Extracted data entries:
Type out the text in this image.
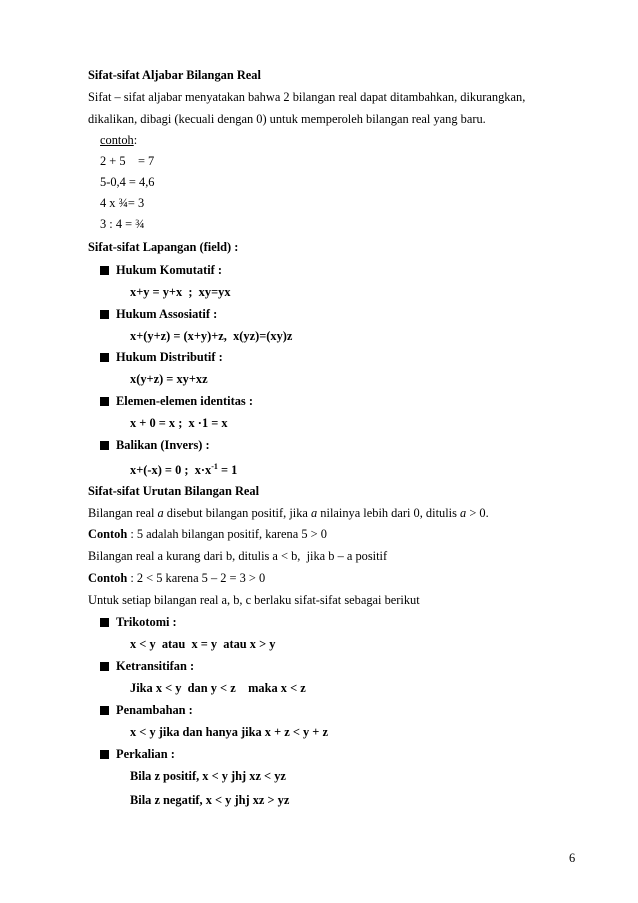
Sifat-sifat Aljabar Bilangan Real
Sifat – sifat aljabar menyatakan bahwa 2 bilangan real dapat ditambahkan, dikurangkan,
dikalikan, dibagi (kecuali dengan 0) untuk memperoleh bilangan real yang baru.
contoh:
2 + 5    = 7
5-0,4 = 4,6
4 x ¾= 3
3 : 4 = ¾
Sifat-sifat Lapangan (field) :
Hukum Komutatif :
x+y = y+x  ;  xy=yx
Hukum Assosiatif :
x+(y+z) = (x+y)+z,  x(yz)=(xy)z
Hukum Distributif :
x(y+z) = xy+xz
Elemen-elemen identitas :
x + 0 = x ;  x ·1 = x
Balikan (Invers) :
x+(-x) = 0 ;  $x\cdot x^{-1} = 1$
Sifat-sifat Urutan Bilangan Real
Bilangan real a disebut bilangan positif, jika a nilainya lebih dari 0, ditulis a > 0.
Contoh : 5 adalah bilangan positif, karena 5 > 0
Bilangan real a kurang dari b, ditulis a < b,  jika b – a positif
Contoh : 2 < 5 karena 5 – 2 = 3 > 0
Untuk setiap bilangan real a, b, c berlaku sifat-sifat sebagai berikut
Trikotomi :
x < y  atau  x = y  atau x > y
Ketransitifan :
Jika x < y  dan y < z    maka x < z
Penambahan :
x < y jika dan hanya jika x + z < y + z
Perkalian :
Bila z positif, x < y jhj xz < yz
Bila z negatif, x < y jhj xz > yz
6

== What you are asked to do ==
Wherever "sifat" shows up in a line, copy that line.

== The answer ==
Sifat-sifat Aljabar Bilangan Real
Sifat – sifat aljabar menyatakan bahwa 2 bilangan real dapat ditambahkan, dikurangkan,
Sifat-sifat Lapangan (field) :
Sifat-sifat Urutan Bilangan Real
Untuk setiap bilangan real a, b, c berlaku sifat-sifat sebagai berikut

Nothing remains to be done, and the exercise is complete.